Goal:
The records that follow need to be output exactly as they are.
** START OF Supplied information **
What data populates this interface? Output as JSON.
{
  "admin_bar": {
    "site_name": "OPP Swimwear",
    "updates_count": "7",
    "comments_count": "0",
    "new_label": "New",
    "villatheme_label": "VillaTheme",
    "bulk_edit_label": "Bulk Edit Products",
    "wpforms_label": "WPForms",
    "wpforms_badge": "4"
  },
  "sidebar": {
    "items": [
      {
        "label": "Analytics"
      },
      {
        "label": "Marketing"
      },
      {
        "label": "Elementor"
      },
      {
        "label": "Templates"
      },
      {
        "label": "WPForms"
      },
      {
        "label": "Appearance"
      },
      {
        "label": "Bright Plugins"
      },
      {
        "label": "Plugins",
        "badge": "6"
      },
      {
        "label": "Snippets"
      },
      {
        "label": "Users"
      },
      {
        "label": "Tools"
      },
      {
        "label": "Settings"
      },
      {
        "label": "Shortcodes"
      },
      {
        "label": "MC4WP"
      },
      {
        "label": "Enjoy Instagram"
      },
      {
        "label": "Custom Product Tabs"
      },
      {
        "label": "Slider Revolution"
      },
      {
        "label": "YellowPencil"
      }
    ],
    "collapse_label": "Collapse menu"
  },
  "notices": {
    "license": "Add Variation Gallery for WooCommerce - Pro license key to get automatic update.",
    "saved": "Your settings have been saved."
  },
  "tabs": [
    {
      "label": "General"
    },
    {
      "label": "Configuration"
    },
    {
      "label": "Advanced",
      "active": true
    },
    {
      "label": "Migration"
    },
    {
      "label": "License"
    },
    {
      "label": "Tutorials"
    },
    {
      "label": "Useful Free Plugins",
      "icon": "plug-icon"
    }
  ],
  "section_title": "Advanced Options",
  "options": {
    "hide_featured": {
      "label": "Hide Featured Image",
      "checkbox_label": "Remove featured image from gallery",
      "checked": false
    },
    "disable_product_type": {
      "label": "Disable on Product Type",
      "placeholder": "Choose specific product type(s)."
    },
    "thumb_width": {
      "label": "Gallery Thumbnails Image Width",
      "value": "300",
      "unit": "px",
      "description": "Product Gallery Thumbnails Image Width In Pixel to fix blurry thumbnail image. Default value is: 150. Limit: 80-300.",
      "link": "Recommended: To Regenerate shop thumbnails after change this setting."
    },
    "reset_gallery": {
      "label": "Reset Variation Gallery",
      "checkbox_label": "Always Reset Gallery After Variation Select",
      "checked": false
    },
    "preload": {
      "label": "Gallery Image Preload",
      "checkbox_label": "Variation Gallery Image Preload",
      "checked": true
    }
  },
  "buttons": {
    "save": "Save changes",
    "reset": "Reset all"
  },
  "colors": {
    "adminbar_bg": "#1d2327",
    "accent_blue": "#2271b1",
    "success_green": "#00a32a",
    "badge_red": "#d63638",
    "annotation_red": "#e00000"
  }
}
** END OF Supplied information **
Task answer:
What data populates this interface? Output as JSON.
{
  "admin_bar": {
    "site_name": "OPP Swimwear",
    "updates_count": "7",
    "comments_count": "0",
    "new_label": "New",
    "villatheme_label": "VillaTheme",
    "bulk_edit_label": "Bulk Edit Products",
    "wpforms_label": "WPForms",
    "wpforms_badge": "4"
  },
  "sidebar": {
    "items": [
      {
        "label": "Analytics"
      },
      {
        "label": "Marketing"
      },
      {
        "label": "Elementor"
      },
      {
        "label": "Templates"
      },
      {
        "label": "WPForms"
      },
      {
        "label": "Appearance"
      },
      {
        "label": "Bright Plugins"
      },
      {
        "label": "Plugins",
        "badge": "6"
      },
      {
        "label": "Snippets"
      },
      {
        "label": "Users"
      },
      {
        "label": "Tools"
      },
      {
        "label": "Settings"
      },
      {
        "label": "Shortcodes"
      },
      {
        "label": "MC4WP"
      },
      {
        "label": "Enjoy Instagram"
      },
      {
        "label": "Custom Product Tabs"
      },
      {
        "label": "Slider Revolution"
      },
      {
        "label": "YellowPencil"
      }
    ],
    "collapse_label": "Collapse menu"
  },
  "notices": {
    "license": "Add Variation Gallery for WooCommerce - Pro license key to get automatic update.",
    "saved": "Your settings have been saved."
  },
  "tabs": [
    {
      "label": "General"
    },
    {
      "label": "Configuration"
    },
    {
      "label": "Advanced",
      "active": true
    },
    {
      "label": "Migration"
    },
    {
      "label": "License"
    },
    {
      "label": "Tutorials"
    },
    {
      "label": "Useful Free Plugins",
      "icon": "plug-icon"
    }
  ],
  "section_title": "Advanced Options",
  "options": {
    "hide_featured": {
      "label": "Hide Featured Image",
      "checkbox_label": "Remove featured image from gallery",
      "checked": false
    },
    "disable_product_type": {
      "label": "Disable on Product Type",
      "placeholder": "Choose specific product type(s)."
    },
    "thumb_width": {
      "label": "Gallery Thumbnails Image Width",
      "value": "300",
      "unit": "px",
      "description": "Product Gallery Thumbnails Image Width In Pixel to fix blurry thumbnail image. Default value is: 150. Limit: 80-300.",
      "link": "Recommended: To Regenerate shop thumbnails after change this setting."
    },
    "reset_gallery": {
      "label": "Reset Variation Gallery",
      "checkbox_label": "Always Reset Gallery After Variation Select",
      "checked": false
    },
    "preload": {
      "label": "Gallery Image Preload",
      "checkbox_label": "Variation Gallery Image Preload",
      "checked": true
    }
  },
  "buttons": {
    "save": "Save changes",
    "reset": "Reset all"
  },
  "colors": {
    "adminbar_bg": "#1d2327",
    "accent_blue": "#2271b1",
    "success_green": "#00a32a",
    "badge_red": "#d63638",
    "annotation_red": "#e00000"
  }
}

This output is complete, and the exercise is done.